*** Data entries

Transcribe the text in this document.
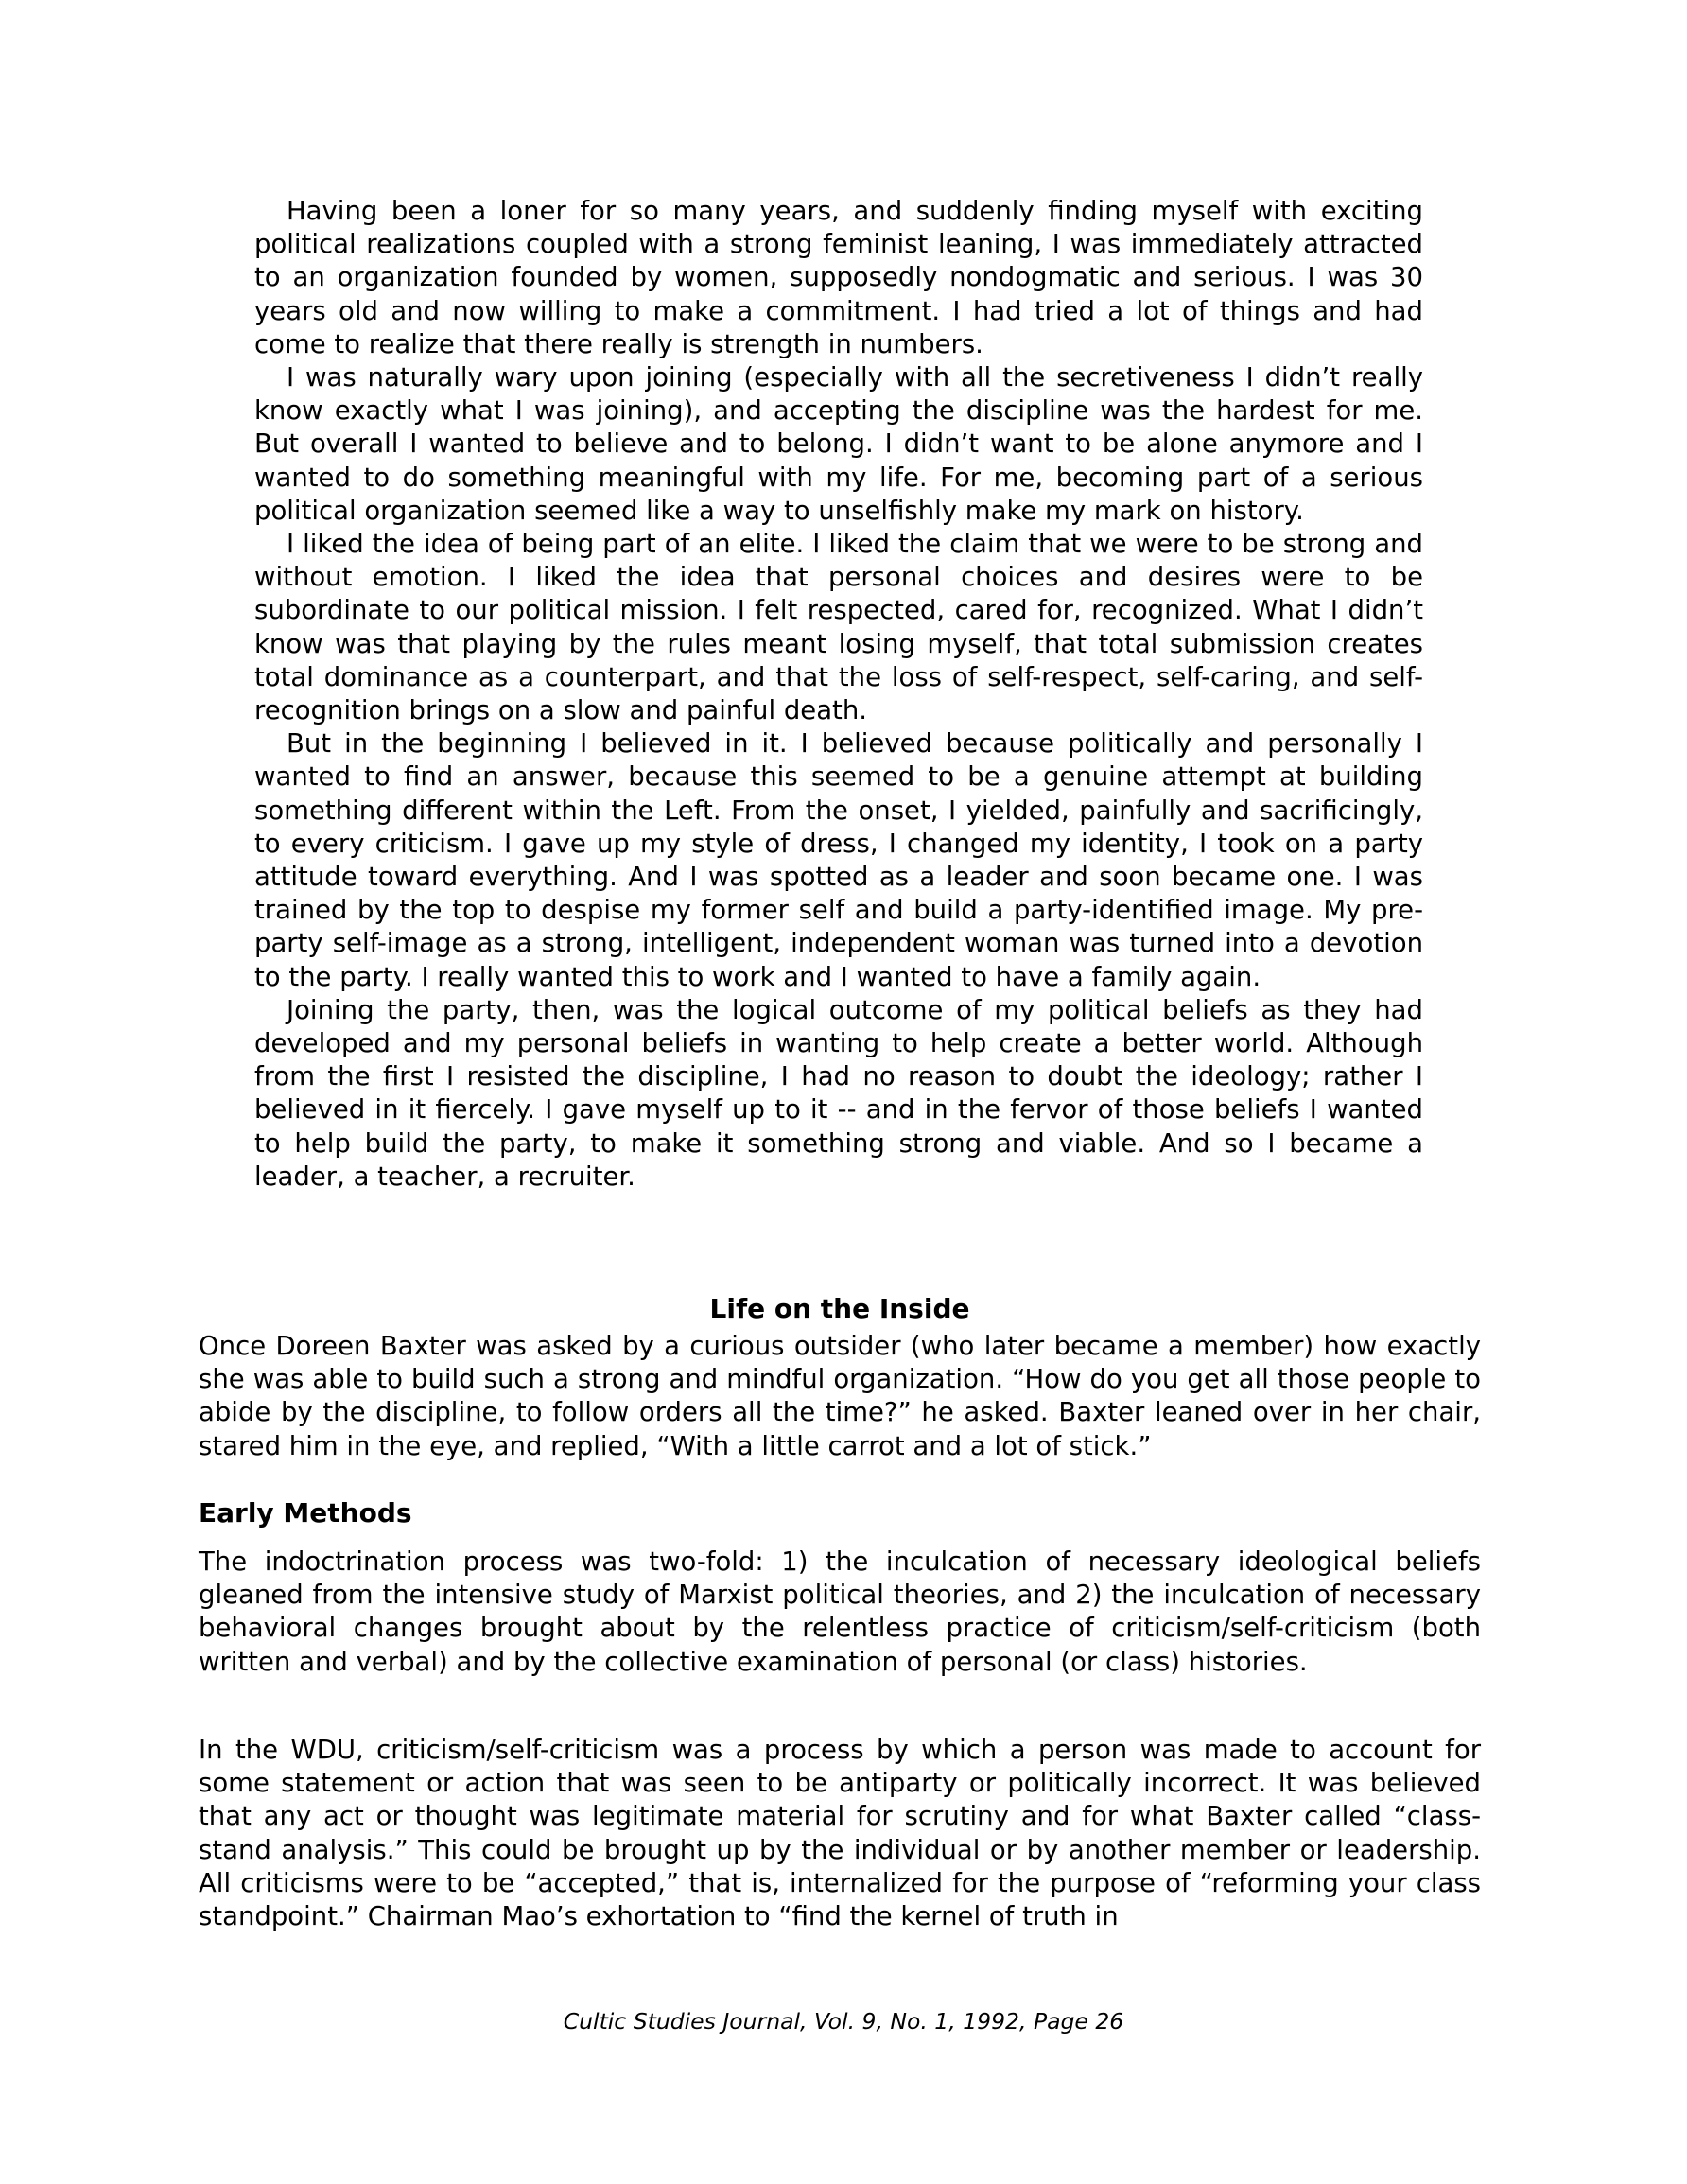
Having been a loner for so many years, and suddenly finding myself with exciting political realizations coupled with a strong feminist leaning, I was immediately attracted to an organization founded by women, supposedly nondogmatic and serious. I was 30 years old and now willing to make a commitment. I had tried a lot of things and had come to realize that there really is strength in numbers.

I was naturally wary upon joining (especially with all the secretiveness I didn’t really know exactly what I was joining), and accepting the discipline was the hardest for me. But overall I wanted to believe and to belong. I didn’t want to be alone anymore and I wanted to do something meaningful with my life. For me, becoming part of a serious political organization seemed like a way to unselfishly make my mark on history.

I liked the idea of being part of an elite. I liked the claim that we were to be strong and without emotion. I liked the idea that personal choices and desires were to be subordinate to our political mission. I felt respected, cared for, recognized. What I didn’t know was that playing by the rules meant losing myself, that total submission creates total dominance as a counterpart, and that the loss of self-respect, self-caring, and self-recognition brings on a slow and painful death.

But in the beginning I believed in it. I believed because politically and personally I wanted to find an answer, because this seemed to be a genuine attempt at building something different within the Left. From the onset, I yielded, painfully and sacrificingly, to every criticism. I gave up my style of dress, I changed my identity, I took on a party attitude toward everything. And I was spotted as a leader and soon became one. I was trained by the top to despise my former self and build a party-identified image. My pre-party self-image as a strong, intelligent, independent woman was turned into a devotion to the party. I really wanted this to work and I wanted to have a family again.

Joining the party, then, was the logical outcome of my political beliefs as they had developed and my personal beliefs in wanting to help create a better world. Although from the first I resisted the discipline, I had no reason to doubt the ideology; rather I believed in it fiercely. I gave myself up to it -- and in the fervor of those beliefs I wanted to help build the party, to make it something strong and viable. And so I became a leader, a teacher, a recruiter.

Life on the Inside

Once Doreen Baxter was asked by a curious outsider (who later became a member) how exactly she was able to build such a strong and mindful organization. “How do you get all those people to abide by the discipline, to follow orders all the time?” he asked. Baxter leaned over in her chair, stared him in the eye, and replied, “With a little carrot and a lot of stick.”

Early Methods

The indoctrination process was two-fold: 1) the inculcation of necessary ideological beliefs gleaned from the intensive study of Marxist political theories, and 2) the inculcation of necessary behavioral changes brought about by the relentless practice of criticism/self-criticism (both written and verbal) and by the collective examination of personal (or class) histories.

In the WDU, criticism/self-criticism was a process by which a person was made to account for some statement or action that was seen to be antiparty or politically incorrect. It was believed that any act or thought was legitimate material for scrutiny and for what Baxter called “class-stand analysis.” This could be brought up by the individual or by another member or leadership. All criticisms were to be “accepted,” that is, internalized for the purpose of “reforming your class standpoint.” Chairman Mao’s exhortation to “find the kernel of truth in

Cultic Studies Journal, Vol. 9, No. 1, 1992, Page 26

******

Using the material above, copy every line in which the string "beliefs" occurs.

Joining the party, then, was the logical outcome of my political beliefs as they had developed and my personal beliefs in wanting to help create a better world. Although from the first I resisted the discipline, I had no reason to doubt the ideology; rather I believed in it fiercely. I gave myself up to it -- and in the fervor of those beliefs I wanted to help build the party, to make it something strong and viable. And so I became a leader, a teacher, a recruiter.
The indoctrination process was two-fold: 1) the inculcation of necessary ideological beliefs gleaned from the intensive study of Marxist political theories, and 2) the inculcation of necessary behavioral changes brought about by the relentless practice of criticism/self-criticism (both written and verbal) and by the collective examination of personal (or class) histories.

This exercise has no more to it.